** start of Exercise material **
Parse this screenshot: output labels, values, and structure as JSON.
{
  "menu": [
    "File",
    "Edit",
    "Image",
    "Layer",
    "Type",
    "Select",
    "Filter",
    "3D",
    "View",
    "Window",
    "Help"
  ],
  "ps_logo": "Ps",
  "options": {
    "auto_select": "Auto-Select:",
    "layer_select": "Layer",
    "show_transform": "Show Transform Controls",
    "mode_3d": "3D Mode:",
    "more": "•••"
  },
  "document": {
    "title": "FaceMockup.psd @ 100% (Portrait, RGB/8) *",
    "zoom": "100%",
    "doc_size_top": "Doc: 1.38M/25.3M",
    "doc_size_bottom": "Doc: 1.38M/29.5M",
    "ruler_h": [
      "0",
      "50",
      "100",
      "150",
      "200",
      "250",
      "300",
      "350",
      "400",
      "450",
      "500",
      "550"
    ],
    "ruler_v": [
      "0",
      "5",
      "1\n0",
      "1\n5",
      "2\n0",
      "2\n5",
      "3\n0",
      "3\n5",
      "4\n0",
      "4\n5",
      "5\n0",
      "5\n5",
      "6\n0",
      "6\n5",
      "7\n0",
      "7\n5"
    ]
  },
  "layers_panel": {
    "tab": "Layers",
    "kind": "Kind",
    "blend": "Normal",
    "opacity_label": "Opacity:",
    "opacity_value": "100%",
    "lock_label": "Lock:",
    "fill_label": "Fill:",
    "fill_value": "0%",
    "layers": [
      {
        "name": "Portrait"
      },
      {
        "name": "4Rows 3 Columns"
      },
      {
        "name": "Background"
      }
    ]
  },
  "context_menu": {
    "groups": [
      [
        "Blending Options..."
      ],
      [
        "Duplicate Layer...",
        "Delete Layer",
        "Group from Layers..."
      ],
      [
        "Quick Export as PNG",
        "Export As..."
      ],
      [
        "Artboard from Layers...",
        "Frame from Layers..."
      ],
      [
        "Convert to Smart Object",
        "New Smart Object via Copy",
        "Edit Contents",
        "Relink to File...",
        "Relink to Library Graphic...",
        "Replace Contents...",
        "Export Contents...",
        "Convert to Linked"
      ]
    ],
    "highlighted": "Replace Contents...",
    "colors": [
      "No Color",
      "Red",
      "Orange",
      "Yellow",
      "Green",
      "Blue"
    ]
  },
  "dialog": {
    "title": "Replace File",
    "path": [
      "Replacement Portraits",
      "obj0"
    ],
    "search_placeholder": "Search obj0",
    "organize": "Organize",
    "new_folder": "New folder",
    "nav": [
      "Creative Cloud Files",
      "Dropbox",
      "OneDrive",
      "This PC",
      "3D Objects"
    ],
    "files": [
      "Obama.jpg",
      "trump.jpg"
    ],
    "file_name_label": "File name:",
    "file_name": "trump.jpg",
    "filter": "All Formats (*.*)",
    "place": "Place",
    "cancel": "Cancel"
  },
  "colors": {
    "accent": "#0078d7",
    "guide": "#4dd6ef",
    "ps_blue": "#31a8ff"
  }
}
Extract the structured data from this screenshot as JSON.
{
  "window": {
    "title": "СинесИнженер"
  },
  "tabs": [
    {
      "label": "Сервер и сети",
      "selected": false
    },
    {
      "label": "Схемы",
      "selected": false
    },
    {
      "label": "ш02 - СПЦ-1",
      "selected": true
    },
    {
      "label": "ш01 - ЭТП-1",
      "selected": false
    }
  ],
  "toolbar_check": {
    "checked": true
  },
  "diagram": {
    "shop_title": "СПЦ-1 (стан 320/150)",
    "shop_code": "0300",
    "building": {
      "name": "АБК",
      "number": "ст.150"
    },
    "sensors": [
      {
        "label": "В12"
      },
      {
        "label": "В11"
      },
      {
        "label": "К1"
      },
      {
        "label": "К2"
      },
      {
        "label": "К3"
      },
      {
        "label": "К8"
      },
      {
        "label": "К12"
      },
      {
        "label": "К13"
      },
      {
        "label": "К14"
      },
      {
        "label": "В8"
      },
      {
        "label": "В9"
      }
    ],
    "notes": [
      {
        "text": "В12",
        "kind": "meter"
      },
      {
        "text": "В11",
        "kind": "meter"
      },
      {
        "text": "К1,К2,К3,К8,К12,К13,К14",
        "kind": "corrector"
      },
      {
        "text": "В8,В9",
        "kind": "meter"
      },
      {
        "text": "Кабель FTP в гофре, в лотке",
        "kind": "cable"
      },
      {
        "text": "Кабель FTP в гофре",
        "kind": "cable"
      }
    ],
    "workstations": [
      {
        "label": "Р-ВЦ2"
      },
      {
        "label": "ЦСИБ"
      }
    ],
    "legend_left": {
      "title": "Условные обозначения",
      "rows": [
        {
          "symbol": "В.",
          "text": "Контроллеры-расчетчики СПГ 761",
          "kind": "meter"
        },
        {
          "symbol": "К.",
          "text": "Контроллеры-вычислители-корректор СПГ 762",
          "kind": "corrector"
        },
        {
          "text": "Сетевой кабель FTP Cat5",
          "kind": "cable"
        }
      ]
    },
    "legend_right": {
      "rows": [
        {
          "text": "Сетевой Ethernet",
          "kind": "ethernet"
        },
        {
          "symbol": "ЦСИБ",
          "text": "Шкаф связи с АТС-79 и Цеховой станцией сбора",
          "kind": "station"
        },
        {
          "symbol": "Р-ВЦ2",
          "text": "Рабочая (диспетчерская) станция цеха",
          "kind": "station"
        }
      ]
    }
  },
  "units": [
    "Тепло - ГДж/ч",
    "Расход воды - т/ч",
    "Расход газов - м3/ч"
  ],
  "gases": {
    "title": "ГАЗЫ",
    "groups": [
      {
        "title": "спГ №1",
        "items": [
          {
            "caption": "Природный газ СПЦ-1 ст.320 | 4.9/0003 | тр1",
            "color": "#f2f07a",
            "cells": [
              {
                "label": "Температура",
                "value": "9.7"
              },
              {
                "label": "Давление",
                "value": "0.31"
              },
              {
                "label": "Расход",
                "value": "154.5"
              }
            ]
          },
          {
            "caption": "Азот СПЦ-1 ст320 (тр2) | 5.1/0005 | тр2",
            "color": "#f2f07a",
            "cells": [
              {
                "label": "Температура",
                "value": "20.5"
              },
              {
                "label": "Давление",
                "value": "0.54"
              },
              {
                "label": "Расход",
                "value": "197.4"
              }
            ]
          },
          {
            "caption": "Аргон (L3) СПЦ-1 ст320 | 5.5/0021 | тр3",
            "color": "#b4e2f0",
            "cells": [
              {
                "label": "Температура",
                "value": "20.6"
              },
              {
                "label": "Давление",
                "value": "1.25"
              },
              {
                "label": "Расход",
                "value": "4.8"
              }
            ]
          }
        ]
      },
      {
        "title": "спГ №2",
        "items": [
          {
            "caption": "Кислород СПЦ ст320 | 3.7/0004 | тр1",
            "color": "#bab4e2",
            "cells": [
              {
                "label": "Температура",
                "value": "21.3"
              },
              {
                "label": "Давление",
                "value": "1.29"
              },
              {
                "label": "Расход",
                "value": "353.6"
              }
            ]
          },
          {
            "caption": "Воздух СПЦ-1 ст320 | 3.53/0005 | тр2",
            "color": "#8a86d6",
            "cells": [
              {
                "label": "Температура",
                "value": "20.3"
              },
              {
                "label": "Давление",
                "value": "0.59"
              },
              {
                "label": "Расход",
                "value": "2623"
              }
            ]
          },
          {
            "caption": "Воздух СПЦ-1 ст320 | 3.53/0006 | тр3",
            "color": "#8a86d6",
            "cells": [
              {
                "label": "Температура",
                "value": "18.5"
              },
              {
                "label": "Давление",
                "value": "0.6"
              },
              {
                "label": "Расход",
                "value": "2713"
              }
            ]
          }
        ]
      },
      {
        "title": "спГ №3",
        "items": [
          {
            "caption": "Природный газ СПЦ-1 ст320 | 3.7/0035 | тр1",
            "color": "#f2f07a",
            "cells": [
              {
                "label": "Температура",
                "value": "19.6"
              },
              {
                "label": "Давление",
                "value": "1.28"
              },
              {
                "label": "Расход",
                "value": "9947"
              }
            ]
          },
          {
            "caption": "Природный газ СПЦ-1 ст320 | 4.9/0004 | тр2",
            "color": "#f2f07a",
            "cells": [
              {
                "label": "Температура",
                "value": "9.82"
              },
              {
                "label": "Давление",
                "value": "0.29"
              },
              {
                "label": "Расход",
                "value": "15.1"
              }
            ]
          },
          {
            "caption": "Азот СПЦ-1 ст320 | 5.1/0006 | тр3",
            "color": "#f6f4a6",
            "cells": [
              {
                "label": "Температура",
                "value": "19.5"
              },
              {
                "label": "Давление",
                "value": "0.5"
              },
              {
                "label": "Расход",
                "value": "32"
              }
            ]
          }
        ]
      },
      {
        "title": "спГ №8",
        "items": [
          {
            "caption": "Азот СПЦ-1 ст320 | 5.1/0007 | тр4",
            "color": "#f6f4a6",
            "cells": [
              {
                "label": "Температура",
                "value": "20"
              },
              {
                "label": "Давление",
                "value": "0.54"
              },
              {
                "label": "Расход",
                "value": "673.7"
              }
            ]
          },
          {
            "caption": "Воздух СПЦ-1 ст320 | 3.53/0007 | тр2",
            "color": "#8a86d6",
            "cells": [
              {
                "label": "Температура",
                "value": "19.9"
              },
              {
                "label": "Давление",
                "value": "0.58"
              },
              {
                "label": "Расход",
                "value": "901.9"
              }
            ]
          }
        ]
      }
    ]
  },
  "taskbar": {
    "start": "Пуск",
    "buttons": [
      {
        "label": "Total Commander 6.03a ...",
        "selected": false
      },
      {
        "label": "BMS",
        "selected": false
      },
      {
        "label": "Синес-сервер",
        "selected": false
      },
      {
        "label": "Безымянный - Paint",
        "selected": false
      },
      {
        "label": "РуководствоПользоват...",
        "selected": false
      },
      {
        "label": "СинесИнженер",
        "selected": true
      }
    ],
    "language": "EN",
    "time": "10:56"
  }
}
** end of Exercise material **
The answer is a single number: how many lines include the word "screenshot"?

:: Answer to the problem ::
2